# Cityscape and Landscape Lenses



## fsquare (Jan 7, 2011)

After two years of working with kit lenses and finally finding what really gets me going i've decided to invest in a lens for taking cityscapes and landscapes. After doing research on the forum I see many people using wide angle lenses for both. What do you guys use or suggest I look into? Budget would be around $600.

Second question is investing in a flash. If most of my stuff is done outdoors with some portrait snapshots indoors would you guys recommend investing in a flash or a prime lens? Say a 35mm 1.8?  I'm using a Nikon D90 and the only two lenses i've used over 2 years is a 18-55mm VR and 50mm 1.8 which i sold. Thanks


----------



## tirediron (Jan 7, 2011)

Perhaps a used Nikkor 10-24?

Get the flash; you can always use more controllable light!


----------



## sobolik (Jan 7, 2011)

● ● ● ● ●

• [WHAT TO DO] Reproduce the passage of the lens thread above from "After two years" up to and including "tirediron (Jan 7, 2011)", word for word.

• [EXTRACTED RECORDS]
● ● ● ● ●

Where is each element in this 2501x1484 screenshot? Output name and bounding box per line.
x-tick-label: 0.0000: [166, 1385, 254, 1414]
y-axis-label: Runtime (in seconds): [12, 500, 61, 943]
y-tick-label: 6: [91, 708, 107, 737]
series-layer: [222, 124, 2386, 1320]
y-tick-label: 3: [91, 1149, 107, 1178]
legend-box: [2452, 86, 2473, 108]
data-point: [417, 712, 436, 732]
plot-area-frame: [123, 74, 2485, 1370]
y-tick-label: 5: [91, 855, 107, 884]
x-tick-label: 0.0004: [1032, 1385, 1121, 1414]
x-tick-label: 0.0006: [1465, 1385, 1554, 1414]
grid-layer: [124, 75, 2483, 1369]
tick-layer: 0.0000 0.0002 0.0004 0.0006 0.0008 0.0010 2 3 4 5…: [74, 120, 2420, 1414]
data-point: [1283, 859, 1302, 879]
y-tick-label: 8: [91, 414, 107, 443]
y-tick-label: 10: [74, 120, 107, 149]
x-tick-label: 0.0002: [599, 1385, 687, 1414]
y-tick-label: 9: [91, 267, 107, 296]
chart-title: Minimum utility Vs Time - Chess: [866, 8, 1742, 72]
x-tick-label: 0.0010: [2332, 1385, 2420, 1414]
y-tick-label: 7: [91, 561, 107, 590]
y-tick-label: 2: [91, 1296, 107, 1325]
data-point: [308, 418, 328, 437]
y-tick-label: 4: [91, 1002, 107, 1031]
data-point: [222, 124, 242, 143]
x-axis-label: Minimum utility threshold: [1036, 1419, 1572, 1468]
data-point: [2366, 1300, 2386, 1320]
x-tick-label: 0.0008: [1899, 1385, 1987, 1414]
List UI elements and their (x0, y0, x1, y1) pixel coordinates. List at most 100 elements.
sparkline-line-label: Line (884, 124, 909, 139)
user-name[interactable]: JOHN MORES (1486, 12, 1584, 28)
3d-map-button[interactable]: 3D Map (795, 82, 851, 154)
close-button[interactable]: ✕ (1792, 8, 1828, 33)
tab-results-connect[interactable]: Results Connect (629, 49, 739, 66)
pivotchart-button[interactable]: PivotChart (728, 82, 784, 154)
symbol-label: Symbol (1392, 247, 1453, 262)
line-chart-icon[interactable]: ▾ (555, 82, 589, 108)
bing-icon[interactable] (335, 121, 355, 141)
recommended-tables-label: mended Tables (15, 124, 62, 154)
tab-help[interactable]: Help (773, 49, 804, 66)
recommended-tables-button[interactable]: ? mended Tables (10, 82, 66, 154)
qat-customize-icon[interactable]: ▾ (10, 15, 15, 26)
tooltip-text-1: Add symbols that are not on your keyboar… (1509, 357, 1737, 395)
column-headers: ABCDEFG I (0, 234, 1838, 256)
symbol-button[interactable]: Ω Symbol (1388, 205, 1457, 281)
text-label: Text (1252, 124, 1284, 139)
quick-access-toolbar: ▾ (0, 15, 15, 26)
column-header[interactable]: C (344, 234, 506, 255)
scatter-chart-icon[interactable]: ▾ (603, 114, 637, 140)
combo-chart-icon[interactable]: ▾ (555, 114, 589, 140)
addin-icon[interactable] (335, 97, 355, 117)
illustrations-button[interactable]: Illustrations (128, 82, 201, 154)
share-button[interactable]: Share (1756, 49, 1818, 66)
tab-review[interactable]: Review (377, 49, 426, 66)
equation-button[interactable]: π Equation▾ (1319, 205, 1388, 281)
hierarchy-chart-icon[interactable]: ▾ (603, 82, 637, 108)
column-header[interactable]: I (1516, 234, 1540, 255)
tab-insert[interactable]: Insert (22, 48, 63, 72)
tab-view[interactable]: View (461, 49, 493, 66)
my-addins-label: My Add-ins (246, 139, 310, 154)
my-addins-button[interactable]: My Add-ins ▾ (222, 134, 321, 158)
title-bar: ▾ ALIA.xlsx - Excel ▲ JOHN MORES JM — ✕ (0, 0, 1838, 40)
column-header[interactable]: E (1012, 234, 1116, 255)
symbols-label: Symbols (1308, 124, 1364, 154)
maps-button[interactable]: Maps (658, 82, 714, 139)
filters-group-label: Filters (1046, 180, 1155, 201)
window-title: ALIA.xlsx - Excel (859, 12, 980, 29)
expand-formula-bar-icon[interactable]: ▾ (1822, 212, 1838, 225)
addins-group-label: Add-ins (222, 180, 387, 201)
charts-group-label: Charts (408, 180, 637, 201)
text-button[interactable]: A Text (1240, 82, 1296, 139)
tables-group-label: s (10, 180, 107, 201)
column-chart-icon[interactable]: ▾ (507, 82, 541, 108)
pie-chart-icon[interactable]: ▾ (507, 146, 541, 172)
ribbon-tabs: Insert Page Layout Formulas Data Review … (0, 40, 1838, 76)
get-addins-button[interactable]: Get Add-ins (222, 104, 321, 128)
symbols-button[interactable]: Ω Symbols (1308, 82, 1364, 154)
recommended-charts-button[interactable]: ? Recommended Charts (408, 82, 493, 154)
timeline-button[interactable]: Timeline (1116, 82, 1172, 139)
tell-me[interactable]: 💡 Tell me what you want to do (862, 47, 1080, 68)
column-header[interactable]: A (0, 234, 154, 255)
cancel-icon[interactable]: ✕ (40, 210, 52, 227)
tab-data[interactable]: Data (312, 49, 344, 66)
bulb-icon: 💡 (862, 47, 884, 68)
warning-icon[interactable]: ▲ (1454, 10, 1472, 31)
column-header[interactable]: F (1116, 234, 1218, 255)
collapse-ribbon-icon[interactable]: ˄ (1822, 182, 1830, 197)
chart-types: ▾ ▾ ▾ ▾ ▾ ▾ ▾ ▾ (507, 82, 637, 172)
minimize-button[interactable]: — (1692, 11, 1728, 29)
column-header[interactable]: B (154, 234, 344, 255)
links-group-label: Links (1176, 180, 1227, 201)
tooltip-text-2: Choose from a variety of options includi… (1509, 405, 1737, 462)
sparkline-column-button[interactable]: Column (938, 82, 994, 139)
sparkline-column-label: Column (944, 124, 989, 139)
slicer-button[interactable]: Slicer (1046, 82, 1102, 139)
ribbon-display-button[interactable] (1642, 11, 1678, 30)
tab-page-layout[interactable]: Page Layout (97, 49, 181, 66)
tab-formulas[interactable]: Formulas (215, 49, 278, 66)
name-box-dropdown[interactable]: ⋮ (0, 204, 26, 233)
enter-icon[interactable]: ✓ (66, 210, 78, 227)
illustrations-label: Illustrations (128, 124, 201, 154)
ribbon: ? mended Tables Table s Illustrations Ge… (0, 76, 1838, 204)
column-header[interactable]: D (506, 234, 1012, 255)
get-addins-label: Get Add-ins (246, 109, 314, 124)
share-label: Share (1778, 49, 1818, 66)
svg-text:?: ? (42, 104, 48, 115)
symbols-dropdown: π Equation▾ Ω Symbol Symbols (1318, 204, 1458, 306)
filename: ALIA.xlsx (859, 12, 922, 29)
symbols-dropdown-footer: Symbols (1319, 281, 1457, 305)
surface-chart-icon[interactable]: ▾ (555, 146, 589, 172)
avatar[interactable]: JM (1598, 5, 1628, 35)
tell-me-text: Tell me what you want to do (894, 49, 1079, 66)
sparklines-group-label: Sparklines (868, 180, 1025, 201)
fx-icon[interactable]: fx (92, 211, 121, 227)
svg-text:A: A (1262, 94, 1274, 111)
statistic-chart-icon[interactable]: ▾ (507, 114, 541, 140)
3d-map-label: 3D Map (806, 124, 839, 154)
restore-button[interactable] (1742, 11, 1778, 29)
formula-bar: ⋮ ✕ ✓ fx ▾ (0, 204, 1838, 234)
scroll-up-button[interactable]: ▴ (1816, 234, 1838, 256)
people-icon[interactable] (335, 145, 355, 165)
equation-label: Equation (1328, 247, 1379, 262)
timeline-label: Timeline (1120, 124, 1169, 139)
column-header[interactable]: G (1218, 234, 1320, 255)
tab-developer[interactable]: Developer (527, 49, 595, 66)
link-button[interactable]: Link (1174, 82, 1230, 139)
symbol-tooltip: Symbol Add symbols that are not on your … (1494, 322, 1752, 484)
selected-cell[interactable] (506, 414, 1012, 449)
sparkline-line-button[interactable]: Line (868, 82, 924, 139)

● ● ● ● ●

• [ANSWER TO THIS PROBLEM]
After two years of working with kit lenses and finally finding what really gets me going i've decided to invest in a lens for taking cityscapes and landscapes. After doing research on the forum I see many people using wide angle lenses for both. What do you guys use or suggest I look into? Budget would be around $600.

Second question is investing in a flash. If most of my stuff is done outdoors with some portrait snapshots indoors would you guys recommend investing in a flash or a prime lens? Say a 35mm 1.8?  I'm using a Nikon D90 and the only two lenses i've used over 2 years is a 18-55mm VR and 50mm 1.8 which i sold. Thanks


----------



## tirediron (Jan 7, 2011)